#### [TASK]
Extract and list every line that contains the word "Harbour".
□ □ □ □ □
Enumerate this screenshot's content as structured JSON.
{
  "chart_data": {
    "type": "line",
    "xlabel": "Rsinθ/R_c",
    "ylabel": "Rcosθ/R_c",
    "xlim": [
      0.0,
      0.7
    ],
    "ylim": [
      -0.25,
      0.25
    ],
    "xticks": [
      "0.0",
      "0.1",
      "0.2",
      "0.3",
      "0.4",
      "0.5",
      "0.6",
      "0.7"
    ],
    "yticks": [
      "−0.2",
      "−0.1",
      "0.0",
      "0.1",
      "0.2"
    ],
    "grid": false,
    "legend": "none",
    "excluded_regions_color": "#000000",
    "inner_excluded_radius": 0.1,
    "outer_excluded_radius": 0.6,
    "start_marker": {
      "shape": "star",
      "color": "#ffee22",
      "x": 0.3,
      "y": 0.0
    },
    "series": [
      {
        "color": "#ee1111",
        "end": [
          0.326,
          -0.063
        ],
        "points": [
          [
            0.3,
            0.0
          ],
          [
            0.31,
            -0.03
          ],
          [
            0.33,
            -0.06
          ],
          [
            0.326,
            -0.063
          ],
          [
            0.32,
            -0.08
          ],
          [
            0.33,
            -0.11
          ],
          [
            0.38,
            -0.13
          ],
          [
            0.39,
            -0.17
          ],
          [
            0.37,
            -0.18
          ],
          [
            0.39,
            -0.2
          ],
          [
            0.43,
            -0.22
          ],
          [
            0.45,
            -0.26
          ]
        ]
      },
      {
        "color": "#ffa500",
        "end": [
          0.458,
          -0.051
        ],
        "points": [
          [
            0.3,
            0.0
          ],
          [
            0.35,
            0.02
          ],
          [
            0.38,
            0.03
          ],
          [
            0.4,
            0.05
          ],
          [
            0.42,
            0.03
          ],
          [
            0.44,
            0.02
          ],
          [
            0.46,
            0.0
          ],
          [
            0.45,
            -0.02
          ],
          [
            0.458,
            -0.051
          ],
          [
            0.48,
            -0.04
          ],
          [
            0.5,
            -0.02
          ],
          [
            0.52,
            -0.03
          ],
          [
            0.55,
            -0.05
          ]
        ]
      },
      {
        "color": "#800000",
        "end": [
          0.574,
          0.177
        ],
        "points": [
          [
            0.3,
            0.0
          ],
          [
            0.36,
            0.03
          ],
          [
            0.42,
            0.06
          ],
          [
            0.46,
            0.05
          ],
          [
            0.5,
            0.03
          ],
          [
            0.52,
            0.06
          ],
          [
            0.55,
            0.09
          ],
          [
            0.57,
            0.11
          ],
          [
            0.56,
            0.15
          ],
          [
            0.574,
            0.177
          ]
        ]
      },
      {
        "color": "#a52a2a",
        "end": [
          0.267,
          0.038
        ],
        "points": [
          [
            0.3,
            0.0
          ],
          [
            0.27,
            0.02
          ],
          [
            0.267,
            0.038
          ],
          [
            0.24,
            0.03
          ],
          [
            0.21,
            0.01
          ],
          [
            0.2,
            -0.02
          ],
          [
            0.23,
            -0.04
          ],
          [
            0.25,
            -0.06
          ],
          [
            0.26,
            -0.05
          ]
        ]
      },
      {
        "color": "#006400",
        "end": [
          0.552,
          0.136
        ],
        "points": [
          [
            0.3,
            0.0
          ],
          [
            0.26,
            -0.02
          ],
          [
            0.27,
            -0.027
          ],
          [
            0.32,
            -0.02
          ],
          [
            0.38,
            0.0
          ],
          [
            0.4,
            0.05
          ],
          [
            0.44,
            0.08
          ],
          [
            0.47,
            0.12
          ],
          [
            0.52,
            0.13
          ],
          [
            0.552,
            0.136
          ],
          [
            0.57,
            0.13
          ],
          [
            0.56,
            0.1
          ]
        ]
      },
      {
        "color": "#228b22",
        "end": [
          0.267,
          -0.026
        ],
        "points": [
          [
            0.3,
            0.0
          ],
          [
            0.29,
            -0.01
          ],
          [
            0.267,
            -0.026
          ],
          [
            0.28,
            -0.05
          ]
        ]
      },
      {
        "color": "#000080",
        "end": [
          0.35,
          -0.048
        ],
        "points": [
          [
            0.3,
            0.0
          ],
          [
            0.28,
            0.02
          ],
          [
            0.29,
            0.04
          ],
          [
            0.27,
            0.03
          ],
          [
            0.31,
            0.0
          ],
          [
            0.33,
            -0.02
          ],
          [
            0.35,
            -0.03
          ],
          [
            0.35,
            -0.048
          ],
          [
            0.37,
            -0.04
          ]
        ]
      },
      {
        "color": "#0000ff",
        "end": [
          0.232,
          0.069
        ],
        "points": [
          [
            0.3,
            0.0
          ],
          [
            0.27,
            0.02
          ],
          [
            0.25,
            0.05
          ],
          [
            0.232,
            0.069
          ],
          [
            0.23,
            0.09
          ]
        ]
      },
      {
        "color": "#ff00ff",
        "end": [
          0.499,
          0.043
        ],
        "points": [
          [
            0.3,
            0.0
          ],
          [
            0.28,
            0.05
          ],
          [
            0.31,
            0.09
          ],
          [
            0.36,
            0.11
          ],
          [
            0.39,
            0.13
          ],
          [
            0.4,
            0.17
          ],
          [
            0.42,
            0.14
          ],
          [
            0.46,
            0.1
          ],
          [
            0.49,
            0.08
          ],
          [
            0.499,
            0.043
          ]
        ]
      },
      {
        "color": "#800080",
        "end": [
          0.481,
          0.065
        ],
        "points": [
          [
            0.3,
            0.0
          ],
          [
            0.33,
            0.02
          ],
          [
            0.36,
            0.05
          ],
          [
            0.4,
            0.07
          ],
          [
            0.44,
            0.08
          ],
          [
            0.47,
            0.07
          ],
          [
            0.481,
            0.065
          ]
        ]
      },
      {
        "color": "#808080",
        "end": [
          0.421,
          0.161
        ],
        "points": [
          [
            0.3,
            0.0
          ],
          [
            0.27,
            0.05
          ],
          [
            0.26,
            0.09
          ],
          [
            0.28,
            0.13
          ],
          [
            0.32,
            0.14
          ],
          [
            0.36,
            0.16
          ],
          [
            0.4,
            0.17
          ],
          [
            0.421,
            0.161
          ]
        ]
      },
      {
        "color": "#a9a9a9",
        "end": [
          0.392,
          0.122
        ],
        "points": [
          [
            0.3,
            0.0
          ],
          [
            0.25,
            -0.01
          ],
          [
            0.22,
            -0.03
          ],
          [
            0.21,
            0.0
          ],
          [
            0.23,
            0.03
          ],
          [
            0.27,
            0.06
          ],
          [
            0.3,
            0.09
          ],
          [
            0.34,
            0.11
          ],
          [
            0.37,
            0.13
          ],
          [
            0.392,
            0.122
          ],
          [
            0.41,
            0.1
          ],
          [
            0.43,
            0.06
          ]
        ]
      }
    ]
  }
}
□ □ □ □ □
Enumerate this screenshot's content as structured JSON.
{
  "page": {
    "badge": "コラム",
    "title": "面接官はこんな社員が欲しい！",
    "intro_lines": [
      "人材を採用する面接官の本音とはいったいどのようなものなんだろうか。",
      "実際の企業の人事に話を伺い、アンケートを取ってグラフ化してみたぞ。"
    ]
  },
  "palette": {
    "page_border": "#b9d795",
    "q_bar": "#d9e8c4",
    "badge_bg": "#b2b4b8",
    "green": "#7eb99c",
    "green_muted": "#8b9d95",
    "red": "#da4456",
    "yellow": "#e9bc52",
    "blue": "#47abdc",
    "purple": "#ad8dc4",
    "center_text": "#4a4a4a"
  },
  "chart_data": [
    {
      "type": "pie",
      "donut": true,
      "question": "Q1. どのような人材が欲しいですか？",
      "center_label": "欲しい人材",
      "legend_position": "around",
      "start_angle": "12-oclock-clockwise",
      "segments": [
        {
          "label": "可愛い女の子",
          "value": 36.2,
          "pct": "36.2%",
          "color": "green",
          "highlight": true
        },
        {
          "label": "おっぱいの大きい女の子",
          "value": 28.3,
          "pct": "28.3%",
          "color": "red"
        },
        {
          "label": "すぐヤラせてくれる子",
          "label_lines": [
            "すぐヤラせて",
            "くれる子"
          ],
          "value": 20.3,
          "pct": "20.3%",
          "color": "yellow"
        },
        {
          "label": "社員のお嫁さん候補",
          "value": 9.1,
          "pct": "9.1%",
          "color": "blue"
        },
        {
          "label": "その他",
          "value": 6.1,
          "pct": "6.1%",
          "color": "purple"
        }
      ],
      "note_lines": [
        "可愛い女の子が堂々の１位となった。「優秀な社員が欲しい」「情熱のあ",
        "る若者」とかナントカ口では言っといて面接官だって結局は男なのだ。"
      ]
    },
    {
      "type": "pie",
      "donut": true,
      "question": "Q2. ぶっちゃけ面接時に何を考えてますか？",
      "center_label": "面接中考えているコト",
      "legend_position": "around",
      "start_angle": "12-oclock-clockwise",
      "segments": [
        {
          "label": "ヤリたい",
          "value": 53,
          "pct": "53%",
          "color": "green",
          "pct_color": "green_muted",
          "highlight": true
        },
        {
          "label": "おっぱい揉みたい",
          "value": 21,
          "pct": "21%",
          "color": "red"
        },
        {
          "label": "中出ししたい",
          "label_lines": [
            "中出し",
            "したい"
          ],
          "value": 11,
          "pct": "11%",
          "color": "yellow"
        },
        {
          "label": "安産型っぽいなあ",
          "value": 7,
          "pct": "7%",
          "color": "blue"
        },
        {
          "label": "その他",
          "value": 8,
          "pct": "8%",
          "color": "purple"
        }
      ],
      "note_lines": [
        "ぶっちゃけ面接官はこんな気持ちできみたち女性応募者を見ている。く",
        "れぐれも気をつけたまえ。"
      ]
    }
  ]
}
□ □ □ □ □
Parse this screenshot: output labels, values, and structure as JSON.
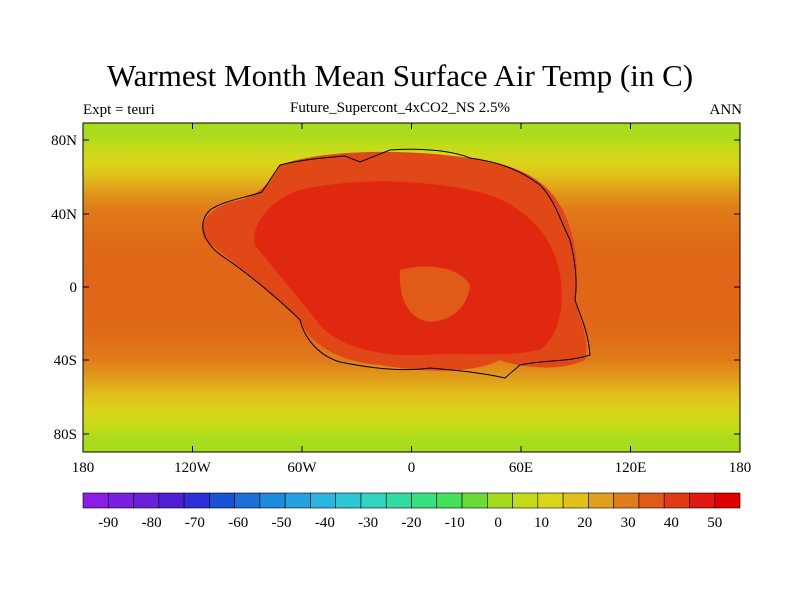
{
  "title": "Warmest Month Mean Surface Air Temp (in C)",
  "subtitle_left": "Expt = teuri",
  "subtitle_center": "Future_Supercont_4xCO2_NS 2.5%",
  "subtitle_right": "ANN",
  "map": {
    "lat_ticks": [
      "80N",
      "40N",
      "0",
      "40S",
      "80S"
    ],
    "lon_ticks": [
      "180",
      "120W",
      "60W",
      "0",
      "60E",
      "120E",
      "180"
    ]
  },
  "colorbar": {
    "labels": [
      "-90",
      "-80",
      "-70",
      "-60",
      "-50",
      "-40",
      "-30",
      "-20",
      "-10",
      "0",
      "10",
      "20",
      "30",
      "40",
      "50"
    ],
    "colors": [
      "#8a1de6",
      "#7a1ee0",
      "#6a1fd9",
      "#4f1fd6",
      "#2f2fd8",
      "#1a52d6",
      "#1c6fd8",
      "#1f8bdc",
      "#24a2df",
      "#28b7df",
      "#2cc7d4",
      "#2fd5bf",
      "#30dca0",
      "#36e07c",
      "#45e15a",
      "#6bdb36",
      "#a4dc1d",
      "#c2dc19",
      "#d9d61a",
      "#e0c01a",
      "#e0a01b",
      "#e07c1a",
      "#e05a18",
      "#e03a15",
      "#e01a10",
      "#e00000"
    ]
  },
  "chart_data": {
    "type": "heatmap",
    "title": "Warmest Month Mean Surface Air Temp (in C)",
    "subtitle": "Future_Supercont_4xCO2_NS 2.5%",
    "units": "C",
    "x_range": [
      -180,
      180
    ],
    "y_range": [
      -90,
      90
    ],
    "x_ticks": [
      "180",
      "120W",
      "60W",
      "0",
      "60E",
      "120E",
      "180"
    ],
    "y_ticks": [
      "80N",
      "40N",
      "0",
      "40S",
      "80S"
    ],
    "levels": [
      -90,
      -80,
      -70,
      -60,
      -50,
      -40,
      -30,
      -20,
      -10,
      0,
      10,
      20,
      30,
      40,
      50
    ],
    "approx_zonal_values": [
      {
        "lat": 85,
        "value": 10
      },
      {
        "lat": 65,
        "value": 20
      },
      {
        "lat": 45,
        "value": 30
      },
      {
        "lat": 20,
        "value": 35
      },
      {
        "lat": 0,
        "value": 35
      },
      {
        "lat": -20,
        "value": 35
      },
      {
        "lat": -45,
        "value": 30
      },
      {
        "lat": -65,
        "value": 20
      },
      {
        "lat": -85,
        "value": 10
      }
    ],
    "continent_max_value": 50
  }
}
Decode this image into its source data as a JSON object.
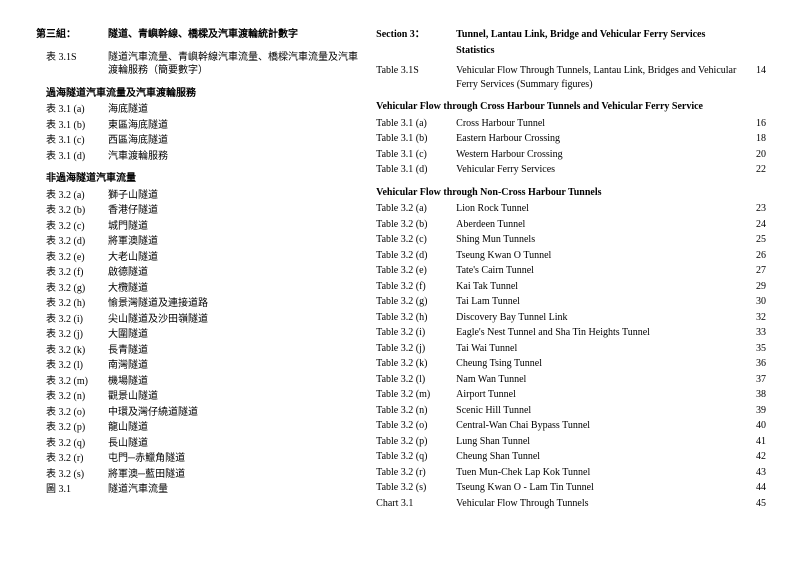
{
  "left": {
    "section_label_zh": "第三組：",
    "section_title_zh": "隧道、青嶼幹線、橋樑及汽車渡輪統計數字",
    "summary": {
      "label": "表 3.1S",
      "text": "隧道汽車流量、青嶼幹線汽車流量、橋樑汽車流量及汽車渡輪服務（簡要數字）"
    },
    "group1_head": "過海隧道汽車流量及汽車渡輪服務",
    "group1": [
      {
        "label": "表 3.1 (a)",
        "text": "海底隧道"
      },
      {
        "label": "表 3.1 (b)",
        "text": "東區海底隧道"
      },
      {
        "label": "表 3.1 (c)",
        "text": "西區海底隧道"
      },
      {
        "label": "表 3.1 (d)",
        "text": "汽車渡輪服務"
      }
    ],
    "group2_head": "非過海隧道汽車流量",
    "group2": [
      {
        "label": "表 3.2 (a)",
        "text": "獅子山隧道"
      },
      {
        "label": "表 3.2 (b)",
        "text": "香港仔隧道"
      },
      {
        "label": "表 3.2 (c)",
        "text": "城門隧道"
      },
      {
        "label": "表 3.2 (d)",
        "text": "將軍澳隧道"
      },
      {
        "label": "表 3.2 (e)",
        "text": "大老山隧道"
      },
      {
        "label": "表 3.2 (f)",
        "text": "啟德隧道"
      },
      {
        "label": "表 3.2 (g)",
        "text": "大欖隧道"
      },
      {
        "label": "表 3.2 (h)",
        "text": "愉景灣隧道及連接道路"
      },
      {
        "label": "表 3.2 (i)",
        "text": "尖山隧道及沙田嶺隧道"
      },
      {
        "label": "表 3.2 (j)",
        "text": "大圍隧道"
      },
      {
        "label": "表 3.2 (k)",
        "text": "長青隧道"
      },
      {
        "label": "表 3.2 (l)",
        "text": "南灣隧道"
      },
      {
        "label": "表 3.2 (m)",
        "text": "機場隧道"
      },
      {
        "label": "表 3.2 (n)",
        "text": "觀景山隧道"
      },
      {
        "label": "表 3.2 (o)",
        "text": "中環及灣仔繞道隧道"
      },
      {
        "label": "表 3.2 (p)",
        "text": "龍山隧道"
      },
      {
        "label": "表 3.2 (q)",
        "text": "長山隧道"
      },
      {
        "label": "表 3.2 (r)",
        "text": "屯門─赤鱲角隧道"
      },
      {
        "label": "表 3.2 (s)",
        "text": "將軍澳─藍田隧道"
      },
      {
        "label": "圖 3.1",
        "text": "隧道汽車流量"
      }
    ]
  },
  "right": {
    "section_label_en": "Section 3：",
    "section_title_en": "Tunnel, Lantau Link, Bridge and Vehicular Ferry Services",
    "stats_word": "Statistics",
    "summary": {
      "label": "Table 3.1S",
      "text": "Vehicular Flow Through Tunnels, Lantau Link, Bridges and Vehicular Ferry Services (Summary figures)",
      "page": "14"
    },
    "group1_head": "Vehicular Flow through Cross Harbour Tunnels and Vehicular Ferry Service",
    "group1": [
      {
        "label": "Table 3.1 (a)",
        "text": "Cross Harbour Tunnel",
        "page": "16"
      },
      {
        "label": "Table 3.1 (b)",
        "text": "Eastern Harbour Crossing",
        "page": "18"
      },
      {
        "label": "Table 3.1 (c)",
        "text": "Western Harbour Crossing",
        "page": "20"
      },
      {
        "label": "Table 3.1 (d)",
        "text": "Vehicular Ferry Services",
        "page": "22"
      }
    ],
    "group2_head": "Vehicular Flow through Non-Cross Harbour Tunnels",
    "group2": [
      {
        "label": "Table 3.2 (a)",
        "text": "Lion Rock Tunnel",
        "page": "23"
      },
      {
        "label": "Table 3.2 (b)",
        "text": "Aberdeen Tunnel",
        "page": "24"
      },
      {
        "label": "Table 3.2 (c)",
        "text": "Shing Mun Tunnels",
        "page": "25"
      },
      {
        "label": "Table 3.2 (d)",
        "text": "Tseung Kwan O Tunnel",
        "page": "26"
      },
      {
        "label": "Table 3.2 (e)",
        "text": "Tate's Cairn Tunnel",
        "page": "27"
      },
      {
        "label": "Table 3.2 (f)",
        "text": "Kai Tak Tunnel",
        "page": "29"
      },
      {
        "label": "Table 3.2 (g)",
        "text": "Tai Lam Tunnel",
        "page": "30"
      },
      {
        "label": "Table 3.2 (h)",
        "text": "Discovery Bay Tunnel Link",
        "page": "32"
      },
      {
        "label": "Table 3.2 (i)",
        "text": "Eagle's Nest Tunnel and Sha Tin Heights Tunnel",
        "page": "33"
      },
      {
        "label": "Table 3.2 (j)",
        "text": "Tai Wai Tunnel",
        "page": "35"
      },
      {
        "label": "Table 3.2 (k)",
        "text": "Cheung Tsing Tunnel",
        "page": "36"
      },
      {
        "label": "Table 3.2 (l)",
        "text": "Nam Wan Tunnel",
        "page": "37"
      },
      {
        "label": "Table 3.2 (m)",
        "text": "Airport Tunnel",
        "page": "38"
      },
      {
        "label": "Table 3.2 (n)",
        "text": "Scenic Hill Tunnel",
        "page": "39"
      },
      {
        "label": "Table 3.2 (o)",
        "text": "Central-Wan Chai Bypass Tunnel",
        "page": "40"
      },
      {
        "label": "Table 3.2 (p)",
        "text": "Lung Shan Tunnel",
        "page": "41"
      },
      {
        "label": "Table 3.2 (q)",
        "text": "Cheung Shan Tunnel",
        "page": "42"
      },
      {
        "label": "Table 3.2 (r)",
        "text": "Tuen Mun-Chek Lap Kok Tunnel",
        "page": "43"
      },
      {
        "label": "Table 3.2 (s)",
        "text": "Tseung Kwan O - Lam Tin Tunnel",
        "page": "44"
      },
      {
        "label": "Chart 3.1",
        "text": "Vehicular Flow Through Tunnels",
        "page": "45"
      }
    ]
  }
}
□ □ □ □ □
#### [ANSWER TO THE PROBLEM]
    "group1_head": "Vehicular Flow through Cross Harbour Tunnels and Vehicular Ferry Service",
        "text": "Cross Harbour Tunnel",
        "text": "Eastern Harbour Crossing",
        "text": "Western Harbour Crossing",
    "group2_head": "Vehicular Flow through Non-Cross Harbour Tunnels",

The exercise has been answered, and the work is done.